■ What is needed ■
Turn every line of the items below into a Markdown table with the columns "Row" and "Line": number each row, skip blank lines, and leave the pictures out of the answer.

Records drawn from a data source
══════════

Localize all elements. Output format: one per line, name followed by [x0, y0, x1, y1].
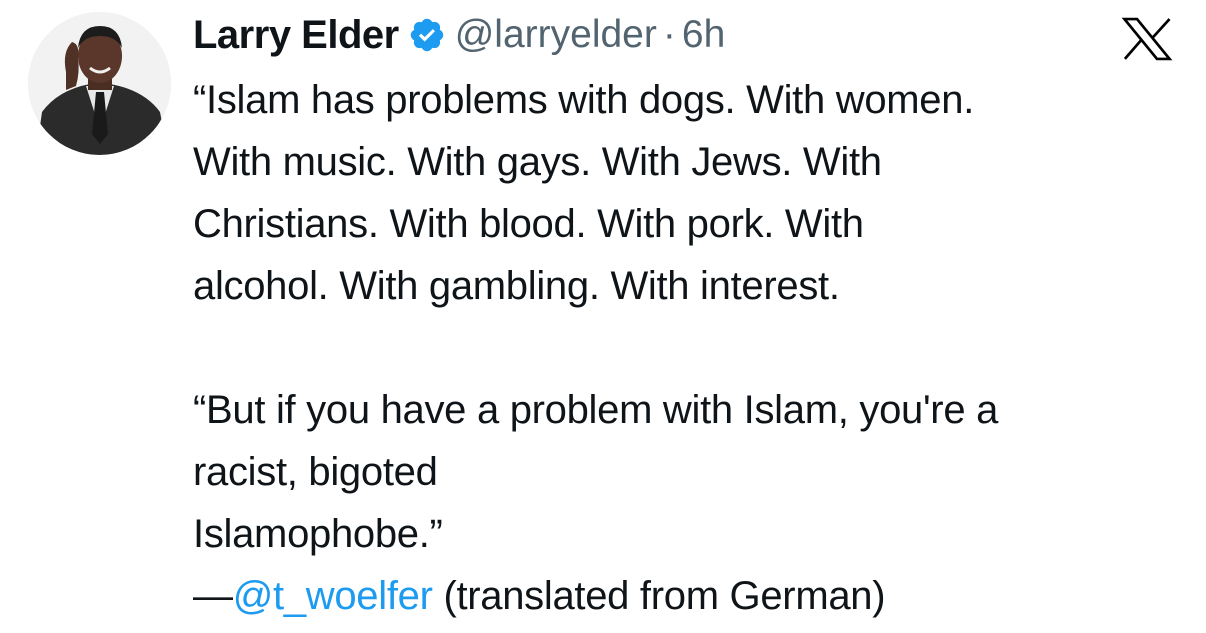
tweet-text: “Islam has problems with dogs. With wome…: [193, 69, 1193, 627]
author-handle[interactable]: @larryelder: [455, 13, 657, 57]
attribution-line: —@t_woelfer (translated from German): [193, 565, 1193, 627]
x-logo-icon[interactable]: [1121, 17, 1173, 61]
tweet-timestamp[interactable]: 6h: [682, 13, 725, 57]
tweet-text-line: racist, bigoted: [193, 450, 438, 494]
tweet-header: Larry Elder @larryelder · 6h: [193, 10, 725, 60]
verified-badge-icon: [408, 16, 446, 54]
tweet-text-line: “Islam has problems with dogs. With wome…: [193, 78, 975, 122]
author-display-name[interactable]: Larry Elder: [193, 13, 399, 58]
tweet-text-line: With music. With gays. With Jews. With: [193, 140, 882, 184]
header-separator: ·: [662, 13, 676, 56]
tweet-text-line: alcohol. With gambling. With interest.: [193, 264, 840, 308]
attribution-note: (translated from German): [432, 574, 886, 618]
tweet-card: Larry Elder @larryelder · 6h “Islam has …: [0, 0, 1206, 633]
tweet-text-line: Christians. With blood. With pork. With: [193, 202, 864, 246]
tweet-text-line: “But if you have a problem with Islam, y…: [193, 388, 999, 432]
attribution-dash: —: [193, 574, 233, 618]
mention-link[interactable]: @t_woelfer: [233, 574, 433, 618]
avatar-photo: [28, 12, 171, 155]
tweet-text-line: Islamophobe.”: [193, 512, 443, 556]
avatar[interactable]: [28, 12, 171, 155]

══════════

■ Solution to this problem ■
| Row | Line |
|---|---|
| 1 | Localize all elements. Output format: one per line, name followed by [x0, y0, x1, y1]. |
| 2 | tweet-text: “Islam has problems with dogs. With wome…: [193, 69, 1193, 627] |
| 3 | author-handle[interactable]: @larryelder: [455, 13, 657, 57] |
| 4 | attribution-line: —@t_woelfer (translated from German): [193, 565, 1193, 627] |
| 5 | x-logo-icon[interactable]: [1121, 17, 1173, 61] |
| 6 | tweet-timestamp[interactable]: 6h: [682, 13, 725, 57] |
| 7 | tweet-text-line: racist, bigoted: [193, 450, 438, 494] |
| 8 | tweet-header: Larry Elder @larryelder · 6h: [193, 10, 725, 60] |
| 9 | verified-badge-icon: [408, 16, 446, 54] |
| 10 | tweet-text-line: “Islam has problems with dogs. With wome…: [193, 78, 975, 122] |
| 11 | author-display-name[interactable]: Larry Elder: [193, 13, 399, 58] |
| 12 | tweet-text-line: With music. With gays. With Jews. With: [193, 140, 882, 184] |
| 13 | header-separator: ·: [662, 13, 676, 56] |
| 14 | tweet-text-line: alcohol. With gambling. With interest.: [193, 264, 840, 308] |
| 15 | attribution-note: (translated from German): [432, 574, 886, 618] |
| 16 | tweet-card: Larry Elder @larryelder · 6h “Islam has …: [0, 0, 1206, 633] |
| 17 | tweet-text-line: Christians. With blood. With pork. With: [193, 202, 864, 246] |
| 18 | tweet-text-line: “But if you have a problem with Islam, y…: [193, 388, 999, 432] |
| 19 | attribution-dash: —: [193, 574, 233, 618] |
| 20 | mention-link[interactable]: @t_woelfer: [233, 574, 433, 618] |
| 21 | avatar-photo: [28, 12, 171, 155] |
| 22 | tweet-text-line: Islamophobe.”: [193, 512, 443, 556] |
| 23 | avatar[interactable]: [28, 12, 171, 155] |